_EXERCISE DIRECTIONS_
Give only the number of lines in the listing below where the string "JSON" occurs.

_DATA IN THIS EXERCISE_
╔══
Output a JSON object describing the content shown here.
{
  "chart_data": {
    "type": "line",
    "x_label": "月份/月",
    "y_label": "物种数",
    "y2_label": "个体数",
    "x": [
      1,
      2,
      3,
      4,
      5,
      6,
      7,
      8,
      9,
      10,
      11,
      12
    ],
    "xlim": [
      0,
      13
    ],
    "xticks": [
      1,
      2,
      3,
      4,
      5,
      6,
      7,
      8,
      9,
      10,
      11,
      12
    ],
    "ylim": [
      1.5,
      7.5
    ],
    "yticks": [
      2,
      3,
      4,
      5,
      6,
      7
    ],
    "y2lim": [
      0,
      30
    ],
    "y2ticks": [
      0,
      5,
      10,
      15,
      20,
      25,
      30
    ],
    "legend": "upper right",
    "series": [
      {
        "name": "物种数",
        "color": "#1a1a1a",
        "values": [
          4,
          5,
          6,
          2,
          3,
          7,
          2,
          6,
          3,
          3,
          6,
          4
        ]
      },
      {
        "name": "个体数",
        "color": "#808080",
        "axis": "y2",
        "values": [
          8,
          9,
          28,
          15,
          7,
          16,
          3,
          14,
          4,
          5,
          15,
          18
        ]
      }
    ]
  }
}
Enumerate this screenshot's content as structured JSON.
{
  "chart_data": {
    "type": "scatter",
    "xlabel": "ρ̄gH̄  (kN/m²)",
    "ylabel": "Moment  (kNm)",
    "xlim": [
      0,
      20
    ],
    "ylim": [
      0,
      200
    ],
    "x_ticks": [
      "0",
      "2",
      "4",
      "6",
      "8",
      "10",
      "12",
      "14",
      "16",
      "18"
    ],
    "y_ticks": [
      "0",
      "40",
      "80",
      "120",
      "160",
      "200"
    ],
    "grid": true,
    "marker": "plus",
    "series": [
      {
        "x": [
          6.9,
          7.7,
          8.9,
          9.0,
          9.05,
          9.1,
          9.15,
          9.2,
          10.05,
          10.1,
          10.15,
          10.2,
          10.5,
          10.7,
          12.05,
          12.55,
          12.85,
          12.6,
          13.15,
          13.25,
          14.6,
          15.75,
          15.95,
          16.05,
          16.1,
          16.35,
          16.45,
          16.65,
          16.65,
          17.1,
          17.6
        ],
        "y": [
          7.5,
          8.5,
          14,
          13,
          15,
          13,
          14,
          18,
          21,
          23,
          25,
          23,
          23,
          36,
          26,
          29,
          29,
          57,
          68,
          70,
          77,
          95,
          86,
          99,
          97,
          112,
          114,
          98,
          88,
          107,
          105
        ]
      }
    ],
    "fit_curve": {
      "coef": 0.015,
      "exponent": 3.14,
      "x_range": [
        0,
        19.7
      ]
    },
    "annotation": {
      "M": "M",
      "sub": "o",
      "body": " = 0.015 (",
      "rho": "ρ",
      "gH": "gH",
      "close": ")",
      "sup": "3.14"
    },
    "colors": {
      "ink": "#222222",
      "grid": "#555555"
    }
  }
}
╚══
_TASK SOLUTION_
2